YOUR TASK :: Where the string "within" occurs in the material below, report the whole line.

***

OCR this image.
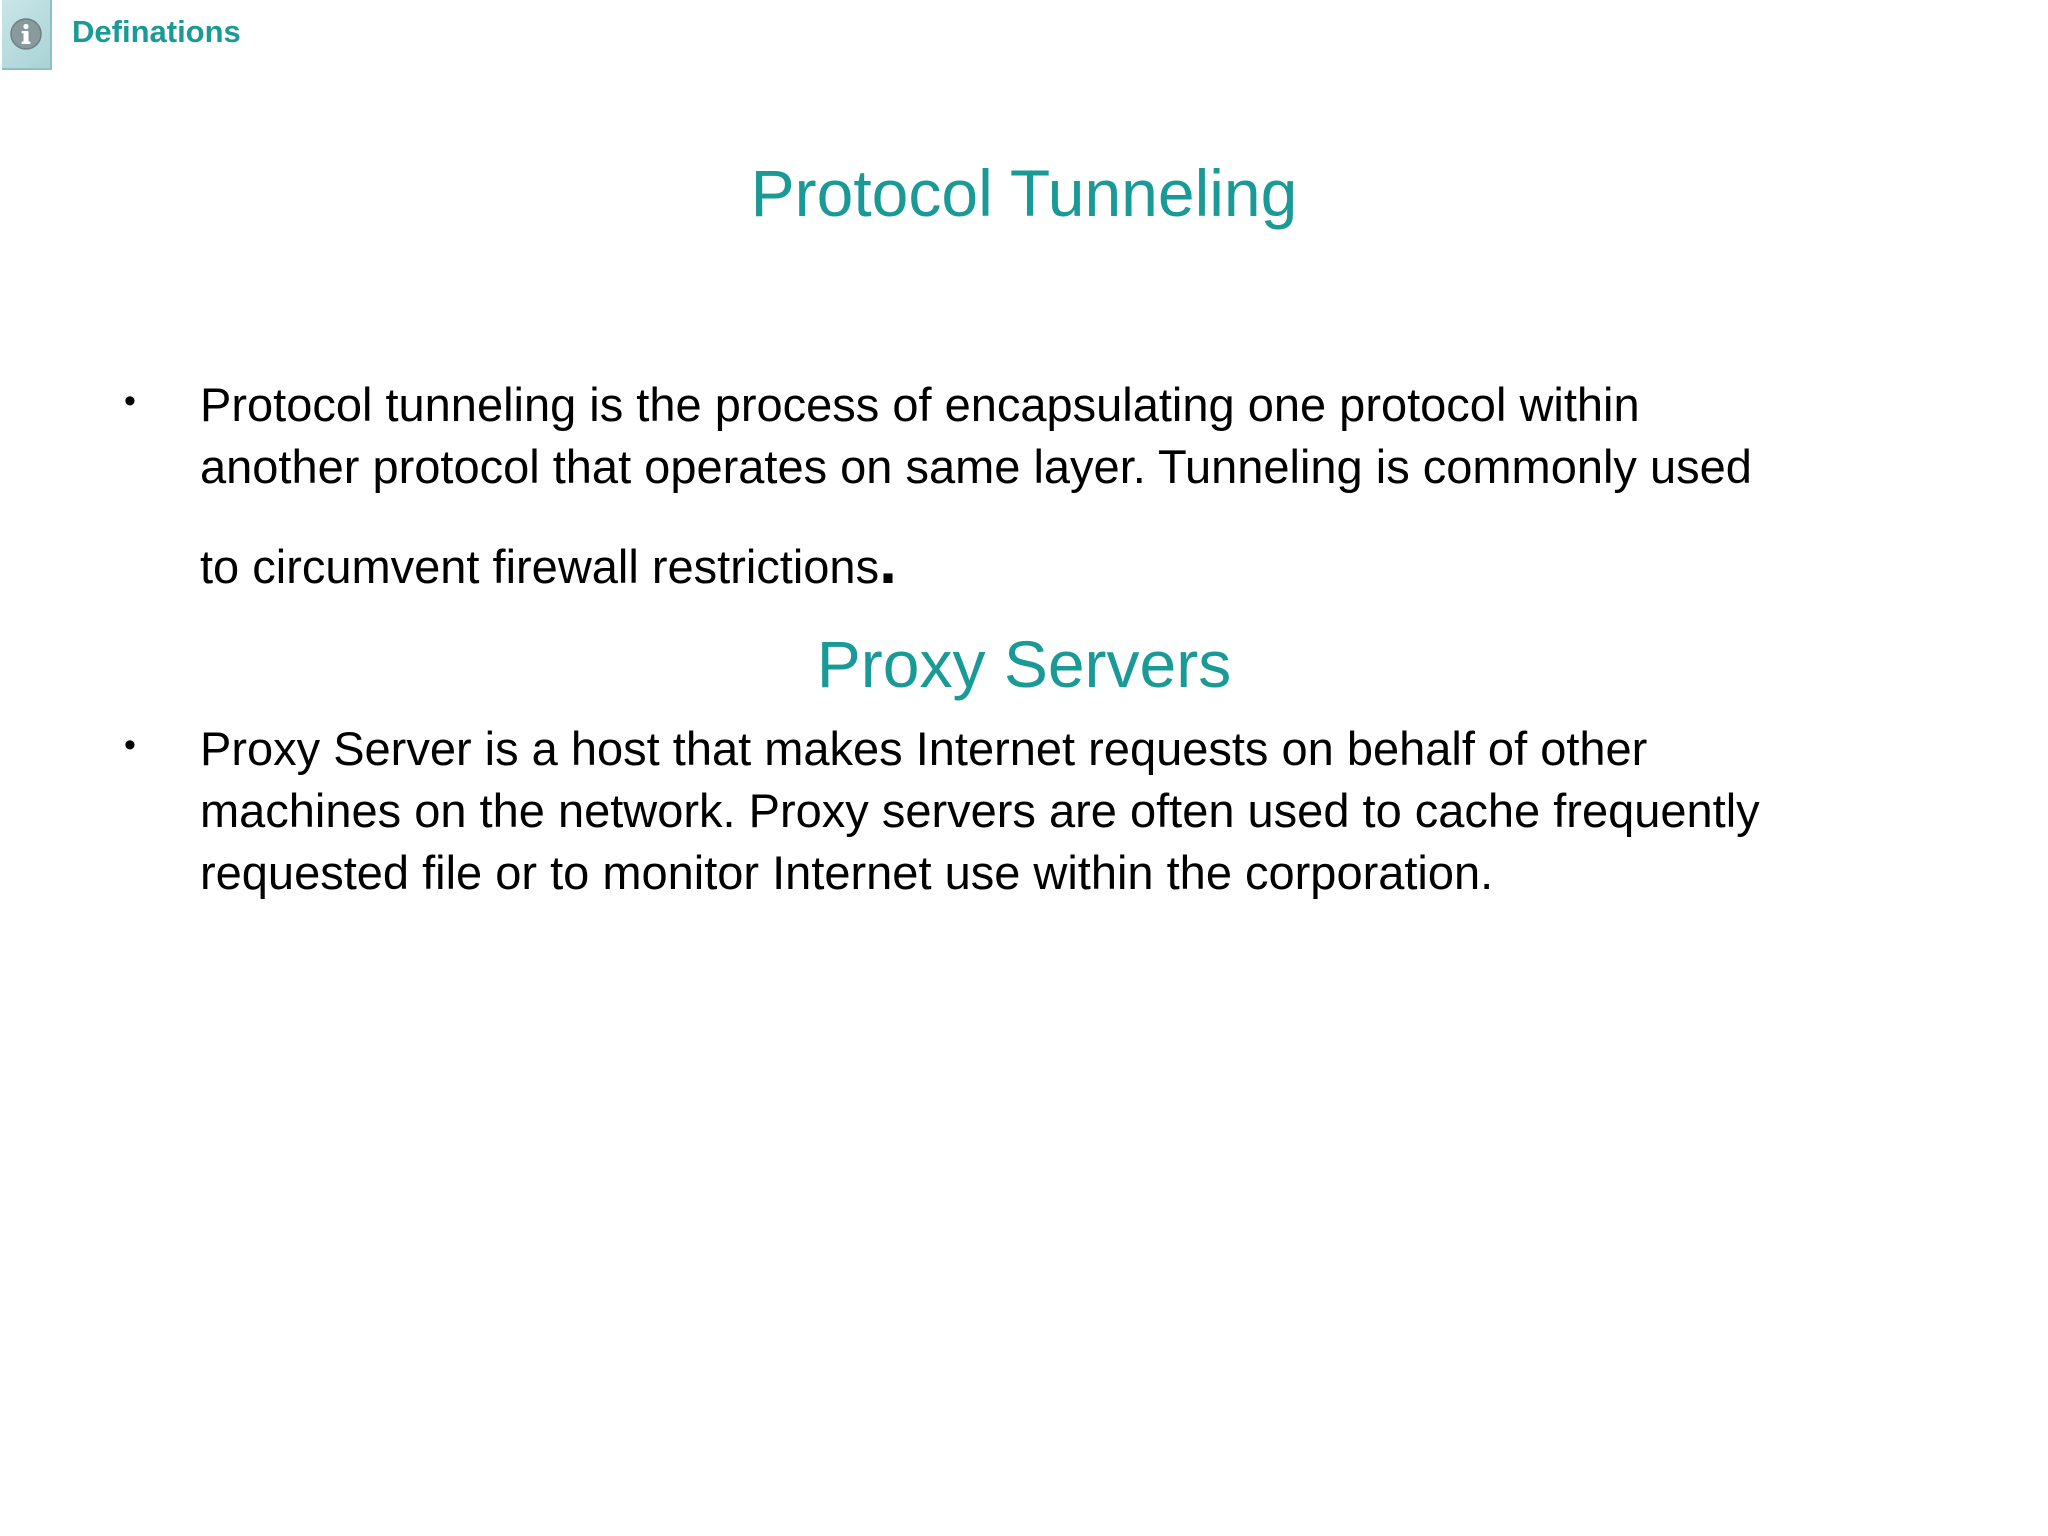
Definations
Protocol Tunneling
• Protocol tunneling is the process of encapsulating one protocol within
another protocol that operates on same layer. Tunneling is commonly used
to circumvent firewall restrictions.
Proxy Servers
• Proxy Server is a host that makes Internet requests on behalf of other
machines on the network. Proxy servers are often used to cache frequently
requested file or to monitor Internet use within the corporation.
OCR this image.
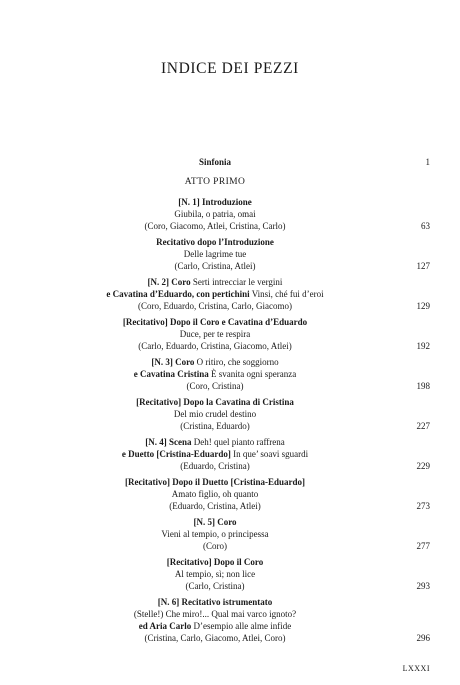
INDICE DEI PEZZI
Sinfonia	1
ATTO PRIMO
[N. 1] Introduzione
Giubila, o patria, omai
(Coro, Giacomo, Atlei, Cristina, Carlo)	63
Recitativo dopo l’Introduzione
Delle lagrime tue
(Carlo, Cristina, Atlei)	127
[N. 2] Coro Serti intrecciar le vergini
e Cavatina d’Eduardo, con pertichini Vinsi, ché fui d’eroi
(Coro, Eduardo, Cristina, Carlo, Giacomo)	129
[Recitativo] Dopo il Coro e Cavatina d’Eduardo
Duce, per te respira
(Carlo, Eduardo, Cristina, Giacomo, Atlei)	192
[N. 3] Coro O ritiro, che soggiorno
e Cavatina Cristina È svanita ogni speranza
(Coro, Cristina)	198
[Recitativo] Dopo la Cavatina di Cristina
Del mio crudel destino
(Cristina, Eduardo)	227
[N. 4] Scena Deh! quel pianto raffrena
e Duetto [Cristina-Eduardo] In que’ soavi sguardi
(Eduardo, Cristina)	229
[Recitativo] Dopo il Duetto [Cristina-Eduardo]
Amato figlio, oh quanto
(Eduardo, Cristina, Atlei)	273
[N. 5] Coro
Vieni al tempio, o principessa
(Coro)	277
[Recitativo] Dopo il Coro
Al tempio, sì; non lice
(Carlo, Cristina)	293
[N. 6] Recitativo istrumentato
(Stelle!) Che miro!... Qual mai varco ignoto?
ed Aria Carlo D’esempio alle alme infide
(Cristina, Carlo, Giacomo, Atlei, Coro)	296
LXXXI
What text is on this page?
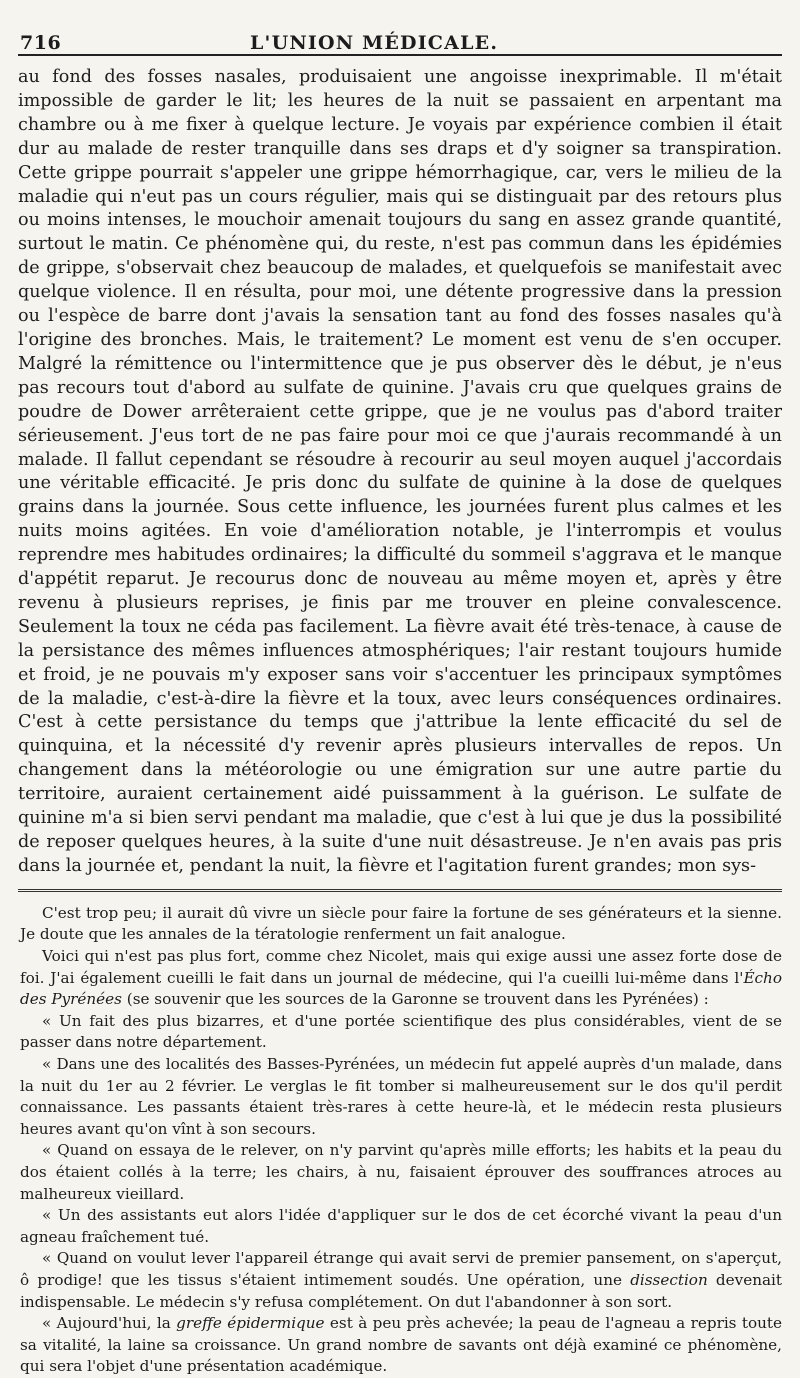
716	L'UNION MÉDICALE.

au fond des fosses nasales, produisaient une angoisse inexprimable. Il m'était impossible de garder le lit; les heures de la nuit se passaient en arpentant ma chambre ou à me fixer à quelque lecture. Je voyais par expérience combien il était dur au malade de rester tranquille dans ses draps et d'y soigner sa transpiration. Cette grippe pourrait s'appeler une grippe hémorrhagique, car, vers le milieu de la maladie qui n'eut pas un cours régulier, mais qui se distinguait par des retours plus ou moins intenses, le mouchoir amenait toujours du sang en assez grande quantité, surtout le matin. Ce phénomène qui, du reste, n'est pas commun dans les épidémies de grippe, s'observait chez beaucoup de malades, et quelquefois se manifestait avec quelque violence. Il en résulta, pour moi, une détente progressive dans la pression ou l'espèce de barre dont j'avais la sensation tant au fond des fosses nasales qu'à l'origine des bronches. Mais, le traitement? Le moment est venu de s'en occuper. Malgré la rémittence ou l'intermittence que je pus observer dès le début, je n'eus pas recours tout d'abord au sulfate de quinine. J'avais cru que quelques grains de poudre de Dower arrêteraient cette grippe, que je ne voulus pas d'abord traiter sérieusement. J'eus tort de ne pas faire pour moi ce que j'aurais recommandé à un malade. Il fallut cependant se résoudre à recourir au seul moyen auquel j'accordais une véritable efficacité. Je pris donc du sulfate de quinine à la dose de quelques grains dans la journée. Sous cette influence, les journées furent plus calmes et les nuits moins agitées. En voie d'amélioration notable, je l'interrompis et voulus reprendre mes habitudes ordinaires; la difficulté du sommeil s'aggrava et le manque d'appétit reparut. Je recourus donc de nouveau au même moyen et, après y être revenu à plusieurs reprises, je finis par me trouver en pleine convalescence. Seulement la toux ne céda pas facilement. La fièvre avait été très-tenace, à cause de la persistance des mêmes influences atmosphériques; l'air restant toujours humide et froid, je ne pouvais m'y exposer sans voir s'accentuer les principaux symptômes de la maladie, c'est-à-dire la fièvre et la toux, avec leurs conséquences ordinaires. C'est à cette persistance du temps que j'attribue la lente efficacité du sel de quinquina, et la nécessité d'y revenir après plusieurs intervalles de repos. Un changement dans la météorologie ou une émigration sur une autre partie du territoire, auraient certainement aidé puissamment à la guérison. Le sulfate de quinine m'a si bien servi pendant ma maladie, que c'est à lui que je dus la possibilité de reposer quelques heures, à la suite d'une nuit désastreuse. Je n'en avais pas pris dans la journée et, pendant la nuit, la fièvre et l'agitation furent grandes; mon sys-

C'est trop peu; il aurait dû vivre un siècle pour faire la fortune de ses générateurs et la sienne. Je doute que les annales de la tératologie renferment un fait analogue.

Voici qui n'est pas plus fort, comme chez Nicolet, mais qui exige aussi une assez forte dose de foi. J'ai également cueilli le fait dans un journal de médecine, qui l'a cueilli lui-même dans l'Écho des Pyrénées (se souvenir que les sources de la Garonne se trouvent dans les Pyrénées) :

« Un fait des plus bizarres, et d'une portée scientifique des plus considérables, vient de se passer dans notre département.

« Dans une des localités des Basses-Pyrénées, un médecin fut appelé auprès d'un malade, dans la nuit du 1er au 2 février. Le verglas le fit tomber si malheureusement sur le dos qu'il perdit connaissance. Les passants étaient très-rares à cette heure-là, et le médecin resta plusieurs heures avant qu'on vînt à son secours.

« Quand on essaya de le relever, on n'y parvint qu'après mille efforts; les habits et la peau du dos étaient collés à la terre; les chairs, à nu, faisaient éprouver des souffrances atroces au malheureux vieillard.

« Un des assistants eut alors l'idée d'appliquer sur le dos de cet écorché vivant la peau d'un agneau fraîchement tué.

« Quand on voulut lever l'appareil étrange qui avait servi de premier pansement, on s'aperçut, ô prodige! que les tissus s'étaient intimement soudés. Une opération, une dissection devenait indispensable. Le médecin s'y refusa complétement. On dut l'abandonner à son sort.

« Aujourd'hui, la greffe épidermique est à peu près achevée; la peau de l'agneau a repris toute sa vitalité, la laine sa croissance. Un grand nombre de savants ont déjà examiné ce phénomène, qui sera l'objet d'une présentation académique.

***

ANSWER TO THIS PROBLEM ::
• Protocol tunneling is the process of encapsulating one protocol within
requested file or to monitor Internet use within the corporation.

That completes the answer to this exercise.